Items listed in a dataset:
• • •

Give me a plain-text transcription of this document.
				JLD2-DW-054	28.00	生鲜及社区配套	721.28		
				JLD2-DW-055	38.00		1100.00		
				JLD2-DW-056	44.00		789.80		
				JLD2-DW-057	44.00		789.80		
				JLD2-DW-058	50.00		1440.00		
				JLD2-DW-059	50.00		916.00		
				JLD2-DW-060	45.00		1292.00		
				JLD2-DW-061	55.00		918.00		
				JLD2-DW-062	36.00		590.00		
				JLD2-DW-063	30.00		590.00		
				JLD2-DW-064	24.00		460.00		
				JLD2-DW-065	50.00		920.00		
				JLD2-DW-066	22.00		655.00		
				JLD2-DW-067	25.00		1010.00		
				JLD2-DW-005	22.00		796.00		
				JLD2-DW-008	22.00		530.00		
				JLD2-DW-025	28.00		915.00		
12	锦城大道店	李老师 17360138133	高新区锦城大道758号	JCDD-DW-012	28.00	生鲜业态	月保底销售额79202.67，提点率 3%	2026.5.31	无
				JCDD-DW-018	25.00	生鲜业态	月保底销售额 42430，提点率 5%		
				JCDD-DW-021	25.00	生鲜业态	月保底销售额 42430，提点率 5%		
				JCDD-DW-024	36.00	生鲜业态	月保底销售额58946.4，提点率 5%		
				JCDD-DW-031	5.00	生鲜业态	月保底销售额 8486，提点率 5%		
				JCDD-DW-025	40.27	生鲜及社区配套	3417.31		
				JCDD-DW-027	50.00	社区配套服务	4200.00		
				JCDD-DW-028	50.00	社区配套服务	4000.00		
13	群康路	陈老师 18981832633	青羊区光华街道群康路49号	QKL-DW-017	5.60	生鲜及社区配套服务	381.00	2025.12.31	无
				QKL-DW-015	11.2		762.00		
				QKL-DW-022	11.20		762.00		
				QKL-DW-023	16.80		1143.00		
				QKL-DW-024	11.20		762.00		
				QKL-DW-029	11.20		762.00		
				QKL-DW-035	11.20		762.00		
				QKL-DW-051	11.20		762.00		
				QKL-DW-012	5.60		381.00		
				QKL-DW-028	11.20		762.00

• • •

### What the task requires
The records above should all be quoted exactly, please.

### Response to this exercise
Give me a plain-text transcription of this document.
				JLD2-DW-054	28.00	生鲜及社区配套	721.28		
				JLD2-DW-055	38.00		1100.00		
				JLD2-DW-056	44.00		789.80		
				JLD2-DW-057	44.00		789.80		
				JLD2-DW-058	50.00		1440.00		
				JLD2-DW-059	50.00		916.00		
				JLD2-DW-060	45.00		1292.00		
				JLD2-DW-061	55.00		918.00		
				JLD2-DW-062	36.00		590.00		
				JLD2-DW-063	30.00		590.00		
				JLD2-DW-064	24.00		460.00		
				JLD2-DW-065	50.00		920.00		
				JLD2-DW-066	22.00		655.00		
				JLD2-DW-067	25.00		1010.00		
				JLD2-DW-005	22.00		796.00		
				JLD2-DW-008	22.00		530.00		
				JLD2-DW-025	28.00		915.00		
12	锦城大道店	李老师 17360138133	高新区锦城大道758号	JCDD-DW-012	28.00	生鲜业态	月保底销售额79202.67，提点率 3%	2026.5.31	无
				JCDD-DW-018	25.00	生鲜业态	月保底销售额 42430，提点率 5%		
				JCDD-DW-021	25.00	生鲜业态	月保底销售额 42430，提点率 5%		
				JCDD-DW-024	36.00	生鲜业态	月保底销售额58946.4，提点率 5%		
				JCDD-DW-031	5.00	生鲜业态	月保底销售额 8486，提点率 5%		
				JCDD-DW-025	40.27	生鲜及社区配套	3417.31		
				JCDD-DW-027	50.00	社区配套服务	4200.00		
				JCDD-DW-028	50.00	社区配套服务	4000.00		
13	群康路	陈老师 18981832633	青羊区光华街道群康路49号	QKL-DW-017	5.60	生鲜及社区配套服务	381.00	2025.12.31	无
				QKL-DW-015	11.2		762.00		
				QKL-DW-022	11.20		762.00		
				QKL-DW-023	16.80		1143.00		
				QKL-DW-024	11.20		762.00		
				QKL-DW-029	11.20		762.00		
				QKL-DW-035	11.20		762.00		
				QKL-DW-051	11.20		762.00		
				QKL-DW-012	5.60		381.00		
				QKL-DW-028	11.20		762.00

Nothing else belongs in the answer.